━━━━━ Provided records ━━━━━

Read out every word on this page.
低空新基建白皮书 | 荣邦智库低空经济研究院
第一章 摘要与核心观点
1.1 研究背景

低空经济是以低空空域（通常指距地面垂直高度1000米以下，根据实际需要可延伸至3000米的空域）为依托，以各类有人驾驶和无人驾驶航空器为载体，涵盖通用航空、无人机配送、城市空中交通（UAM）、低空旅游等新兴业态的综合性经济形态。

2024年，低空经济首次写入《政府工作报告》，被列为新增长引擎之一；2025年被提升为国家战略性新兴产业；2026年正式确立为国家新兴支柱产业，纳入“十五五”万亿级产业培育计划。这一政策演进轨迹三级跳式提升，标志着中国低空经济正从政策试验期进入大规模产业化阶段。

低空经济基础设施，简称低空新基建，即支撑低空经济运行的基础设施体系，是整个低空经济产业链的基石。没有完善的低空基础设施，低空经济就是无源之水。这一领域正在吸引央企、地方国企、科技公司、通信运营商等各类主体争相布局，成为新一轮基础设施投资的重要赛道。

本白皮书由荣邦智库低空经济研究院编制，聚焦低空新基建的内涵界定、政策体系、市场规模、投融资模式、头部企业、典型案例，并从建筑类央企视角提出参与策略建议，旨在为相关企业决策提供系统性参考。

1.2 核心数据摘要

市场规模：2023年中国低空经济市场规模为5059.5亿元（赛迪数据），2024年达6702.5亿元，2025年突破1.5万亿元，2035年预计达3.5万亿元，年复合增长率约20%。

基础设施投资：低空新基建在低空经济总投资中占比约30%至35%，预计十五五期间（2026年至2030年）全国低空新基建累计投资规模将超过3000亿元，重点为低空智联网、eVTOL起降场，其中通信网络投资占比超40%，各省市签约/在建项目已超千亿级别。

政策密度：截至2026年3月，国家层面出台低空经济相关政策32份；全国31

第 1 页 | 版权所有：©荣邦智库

━━━━━

Problem to work on: Extract the listing in its entirety, matching it exactly.

Result of the task:
Read out every word on this page.
低空新基建白皮书 | 荣邦智库低空经济研究院
第一章 摘要与核心观点
1.1 研究背景

低空经济是以低空空域（通常指距地面垂直高度1000米以下，根据实际需要可延伸至3000米的空域）为依托，以各类有人驾驶和无人驾驶航空器为载体，涵盖通用航空、无人机配送、城市空中交通（UAM）、低空旅游等新兴业态的综合性经济形态。

2024年，低空经济首次写入《政府工作报告》，被列为新增长引擎之一；2025年被提升为国家战略性新兴产业；2026年正式确立为国家新兴支柱产业，纳入“十五五”万亿级产业培育计划。这一政策演进轨迹三级跳式提升，标志着中国低空经济正从政策试验期进入大规模产业化阶段。

低空经济基础设施，简称低空新基建，即支撑低空经济运行的基础设施体系，是整个低空经济产业链的基石。没有完善的低空基础设施，低空经济就是无源之水。这一领域正在吸引央企、地方国企、科技公司、通信运营商等各类主体争相布局，成为新一轮基础设施投资的重要赛道。

本白皮书由荣邦智库低空经济研究院编制，聚焦低空新基建的内涵界定、政策体系、市场规模、投融资模式、头部企业、典型案例，并从建筑类央企视角提出参与策略建议，旨在为相关企业决策提供系统性参考。

1.2 核心数据摘要

市场规模：2023年中国低空经济市场规模为5059.5亿元（赛迪数据），2024年达6702.5亿元，2025年突破1.5万亿元，2035年预计达3.5万亿元，年复合增长率约20%。

基础设施投资：低空新基建在低空经济总投资中占比约30%至35%，预计十五五期间（2026年至2030年）全国低空新基建累计投资规模将超过3000亿元，重点为低空智联网、eVTOL起降场，其中通信网络投资占比超40%，各省市签约/在建项目已超千亿级别。

政策密度：截至2026年3月，国家层面出台低空经济相关政策32份；全国31

第 1 页 | 版权所有：©荣邦智库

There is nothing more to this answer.